- [Objective]: Extract the listing in its entirety, keeping each line identical to the original.

(Stored records)
········
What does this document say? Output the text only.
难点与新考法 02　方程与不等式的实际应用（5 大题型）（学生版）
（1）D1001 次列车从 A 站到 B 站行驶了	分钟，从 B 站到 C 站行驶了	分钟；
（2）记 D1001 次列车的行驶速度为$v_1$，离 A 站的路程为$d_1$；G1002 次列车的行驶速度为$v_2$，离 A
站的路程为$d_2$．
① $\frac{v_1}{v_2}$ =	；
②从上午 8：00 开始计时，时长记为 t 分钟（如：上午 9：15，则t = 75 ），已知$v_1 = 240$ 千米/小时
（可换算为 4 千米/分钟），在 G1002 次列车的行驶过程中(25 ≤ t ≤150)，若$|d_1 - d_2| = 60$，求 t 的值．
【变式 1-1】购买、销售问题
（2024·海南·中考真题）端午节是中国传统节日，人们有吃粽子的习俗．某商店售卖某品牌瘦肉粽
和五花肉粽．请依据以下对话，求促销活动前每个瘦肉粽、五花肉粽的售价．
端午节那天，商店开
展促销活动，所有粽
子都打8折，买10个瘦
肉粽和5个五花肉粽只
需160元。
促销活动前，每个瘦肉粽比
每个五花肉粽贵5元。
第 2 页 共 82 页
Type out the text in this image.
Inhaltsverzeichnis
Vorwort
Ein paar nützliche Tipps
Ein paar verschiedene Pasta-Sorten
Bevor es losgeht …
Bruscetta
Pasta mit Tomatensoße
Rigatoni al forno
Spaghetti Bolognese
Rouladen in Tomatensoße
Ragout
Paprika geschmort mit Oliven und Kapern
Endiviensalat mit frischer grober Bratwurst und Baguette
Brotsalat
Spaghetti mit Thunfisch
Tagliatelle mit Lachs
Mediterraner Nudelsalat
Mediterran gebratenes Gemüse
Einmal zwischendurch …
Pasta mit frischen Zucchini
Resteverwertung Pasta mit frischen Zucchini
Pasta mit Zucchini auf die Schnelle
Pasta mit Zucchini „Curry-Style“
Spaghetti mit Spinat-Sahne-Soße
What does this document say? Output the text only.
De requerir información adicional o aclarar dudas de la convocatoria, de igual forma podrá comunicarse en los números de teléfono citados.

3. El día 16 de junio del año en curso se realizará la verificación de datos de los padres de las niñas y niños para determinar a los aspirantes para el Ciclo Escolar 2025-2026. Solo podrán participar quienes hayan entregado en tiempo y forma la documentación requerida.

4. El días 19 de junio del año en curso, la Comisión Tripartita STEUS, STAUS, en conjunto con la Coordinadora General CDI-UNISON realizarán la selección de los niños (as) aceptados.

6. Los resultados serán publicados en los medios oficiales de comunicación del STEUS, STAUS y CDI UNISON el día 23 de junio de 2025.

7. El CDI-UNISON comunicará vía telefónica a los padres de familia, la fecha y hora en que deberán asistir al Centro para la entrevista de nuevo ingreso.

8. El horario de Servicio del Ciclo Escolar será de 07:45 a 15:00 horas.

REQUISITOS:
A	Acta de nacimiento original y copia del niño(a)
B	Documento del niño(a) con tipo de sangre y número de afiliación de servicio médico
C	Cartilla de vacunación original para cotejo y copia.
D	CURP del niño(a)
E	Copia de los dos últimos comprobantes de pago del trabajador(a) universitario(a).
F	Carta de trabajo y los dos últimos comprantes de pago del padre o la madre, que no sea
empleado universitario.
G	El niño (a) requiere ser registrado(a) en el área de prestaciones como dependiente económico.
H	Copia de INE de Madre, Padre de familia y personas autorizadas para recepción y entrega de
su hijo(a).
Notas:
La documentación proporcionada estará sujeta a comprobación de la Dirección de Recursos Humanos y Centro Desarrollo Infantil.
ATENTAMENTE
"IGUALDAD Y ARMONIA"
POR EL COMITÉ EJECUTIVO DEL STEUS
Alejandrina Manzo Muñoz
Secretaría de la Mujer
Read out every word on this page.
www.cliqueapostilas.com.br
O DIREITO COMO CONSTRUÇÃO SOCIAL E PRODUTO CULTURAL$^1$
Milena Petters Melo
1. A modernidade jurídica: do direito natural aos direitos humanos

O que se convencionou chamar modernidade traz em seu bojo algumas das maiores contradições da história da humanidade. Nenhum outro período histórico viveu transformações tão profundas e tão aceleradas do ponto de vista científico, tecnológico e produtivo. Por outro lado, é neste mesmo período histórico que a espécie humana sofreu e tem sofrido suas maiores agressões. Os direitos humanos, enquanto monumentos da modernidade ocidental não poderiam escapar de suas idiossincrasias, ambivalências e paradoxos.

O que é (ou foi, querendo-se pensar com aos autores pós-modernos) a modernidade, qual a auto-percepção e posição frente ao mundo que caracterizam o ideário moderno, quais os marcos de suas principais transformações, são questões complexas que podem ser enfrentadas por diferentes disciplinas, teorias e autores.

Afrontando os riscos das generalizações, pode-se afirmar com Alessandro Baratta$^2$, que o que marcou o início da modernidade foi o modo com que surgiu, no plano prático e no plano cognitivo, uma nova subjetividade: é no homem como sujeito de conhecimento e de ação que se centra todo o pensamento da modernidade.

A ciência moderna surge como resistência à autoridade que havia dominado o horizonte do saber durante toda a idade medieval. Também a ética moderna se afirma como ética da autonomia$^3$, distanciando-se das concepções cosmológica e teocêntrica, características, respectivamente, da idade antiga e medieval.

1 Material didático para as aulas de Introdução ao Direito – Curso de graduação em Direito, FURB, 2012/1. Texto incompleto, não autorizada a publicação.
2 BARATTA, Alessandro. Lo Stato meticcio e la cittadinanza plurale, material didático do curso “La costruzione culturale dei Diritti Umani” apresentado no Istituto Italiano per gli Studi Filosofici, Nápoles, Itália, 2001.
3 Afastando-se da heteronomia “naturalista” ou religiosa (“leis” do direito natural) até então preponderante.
········
- [Worked answer]:
What does this document say? Output the text only.
难点与新考法 02　方程与不等式的实际应用（5 大题型）（学生版）
（1）D1001 次列车从 A 站到 B 站行驶了	分钟，从 B 站到 C 站行驶了	分钟；
（2）记 D1001 次列车的行驶速度为$v_1$，离 A 站的路程为$d_1$；G1002 次列车的行驶速度为$v_2$，离 A
站的路程为$d_2$．
① $\frac{v_1}{v_2}$ =	；
②从上午 8：00 开始计时，时长记为 t 分钟（如：上午 9：15，则t = 75 ），已知$v_1 = 240$ 千米/小时
（可换算为 4 千米/分钟），在 G1002 次列车的行驶过程中(25 ≤ t ≤150)，若$|d_1 - d_2| = 60$，求 t 的值．
【变式 1-1】购买、销售问题
（2024·海南·中考真题）端午节是中国传统节日，人们有吃粽子的习俗．某商店售卖某品牌瘦肉粽
和五花肉粽．请依据以下对话，求促销活动前每个瘦肉粽、五花肉粽的售价．
端午节那天，商店开
展促销活动，所有粽
子都打8折，买10个瘦
肉粽和5个五花肉粽只
需160元。
促销活动前，每个瘦肉粽比
每个五花肉粽贵5元。
第 2 页 共 82 页
Type out the text in this image.
Inhaltsverzeichnis
Vorwort
Ein paar nützliche Tipps
Ein paar verschiedene Pasta-Sorten
Bevor es losgeht …
Bruscetta
Pasta mit Tomatensoße
Rigatoni al forno
Spaghetti Bolognese
Rouladen in Tomatensoße
Ragout
Paprika geschmort mit Oliven und Kapern
Endiviensalat mit frischer grober Bratwurst und Baguette
Brotsalat
Spaghetti mit Thunfisch
Tagliatelle mit Lachs
Mediterraner Nudelsalat
Mediterran gebratenes Gemüse
Einmal zwischendurch …
Pasta mit frischen Zucchini
Resteverwertung Pasta mit frischen Zucchini
Pasta mit Zucchini auf die Schnelle
Pasta mit Zucchini „Curry-Style“
Spaghetti mit Spinat-Sahne-Soße
What does this document say? Output the text only.
De requerir información adicional o aclarar dudas de la convocatoria, de igual forma podrá comunicarse en los números de teléfono citados.

3. El día 16 de junio del año en curso se realizará la verificación de datos de los padres de las niñas y niños para determinar a los aspirantes para el Ciclo Escolar 2025-2026. Solo podrán participar quienes hayan entregado en tiempo y forma la documentación requerida.

4. El días 19 de junio del año en curso, la Comisión Tripartita STEUS, STAUS, en conjunto con la Coordinadora General CDI-UNISON realizarán la selección de los niños (as) aceptados.

6. Los resultados serán publicados en los medios oficiales de comunicación del STEUS, STAUS y CDI UNISON el día 23 de junio de 2025.

7. El CDI-UNISON comunicará vía telefónica a los padres de familia, la fecha y hora en que deberán asistir al Centro para la entrevista de nuevo ingreso.

8. El horario de Servicio del Ciclo Escolar será de 07:45 a 15:00 horas.

REQUISITOS:
A	Acta de nacimiento original y copia del niño(a)
B	Documento del niño(a) con tipo de sangre y número de afiliación de servicio médico
C	Cartilla de vacunación original para cotejo y copia.
D	CURP del niño(a)
E	Copia de los dos últimos comprobantes de pago del trabajador(a) universitario(a).
F	Carta de trabajo y los dos últimos comprantes de pago del padre o la madre, que no sea
empleado universitario.
G	El niño (a) requiere ser registrado(a) en el área de prestaciones como dependiente económico.
H	Copia de INE de Madre, Padre de familia y personas autorizadas para recepción y entrega de
su hijo(a).
Notas:
La documentación proporcionada estará sujeta a comprobación de la Dirección de Recursos Humanos y Centro Desarrollo Infantil.
ATENTAMENTE
"IGUALDAD Y ARMONIA"
POR EL COMITÉ EJECUTIVO DEL STEUS
Alejandrina Manzo Muñoz
Secretaría de la Mujer
Read out every word on this page.
www.cliqueapostilas.com.br
O DIREITO COMO CONSTRUÇÃO SOCIAL E PRODUTO CULTURAL$^1$
Milena Petters Melo
1. A modernidade jurídica: do direito natural aos direitos humanos

O que se convencionou chamar modernidade traz em seu bojo algumas das maiores contradições da história da humanidade. Nenhum outro período histórico viveu transformações tão profundas e tão aceleradas do ponto de vista científico, tecnológico e produtivo. Por outro lado, é neste mesmo período histórico que a espécie humana sofreu e tem sofrido suas maiores agressões. Os direitos humanos, enquanto monumentos da modernidade ocidental não poderiam escapar de suas idiossincrasias, ambivalências e paradoxos.

O que é (ou foi, querendo-se pensar com aos autores pós-modernos) a modernidade, qual a auto-percepção e posição frente ao mundo que caracterizam o ideário moderno, quais os marcos de suas principais transformações, são questões complexas que podem ser enfrentadas por diferentes disciplinas, teorias e autores.

Afrontando os riscos das generalizações, pode-se afirmar com Alessandro Baratta$^2$, que o que marcou o início da modernidade foi o modo com que surgiu, no plano prático e no plano cognitivo, uma nova subjetividade: é no homem como sujeito de conhecimento e de ação que se centra todo o pensamento da modernidade.

A ciência moderna surge como resistência à autoridade que havia dominado o horizonte do saber durante toda a idade medieval. Também a ética moderna se afirma como ética da autonomia$^3$, distanciando-se das concepções cosmológica e teocêntrica, características, respectivamente, da idade antiga e medieval.

1 Material didático para as aulas de Introdução ao Direito – Curso de graduação em Direito, FURB, 2012/1. Texto incompleto, não autorizada a publicação.
2 BARATTA, Alessandro. Lo Stato meticcio e la cittadinanza plurale, material didático do curso “La costruzione culturale dei Diritti Umani” apresentado no Istituto Italiano per gli Studi Filosofici, Nápoles, Itália, 2001.
3 Afastando-se da heteronomia “naturalista” ou religiosa (“leis” do direito natural) até então preponderante.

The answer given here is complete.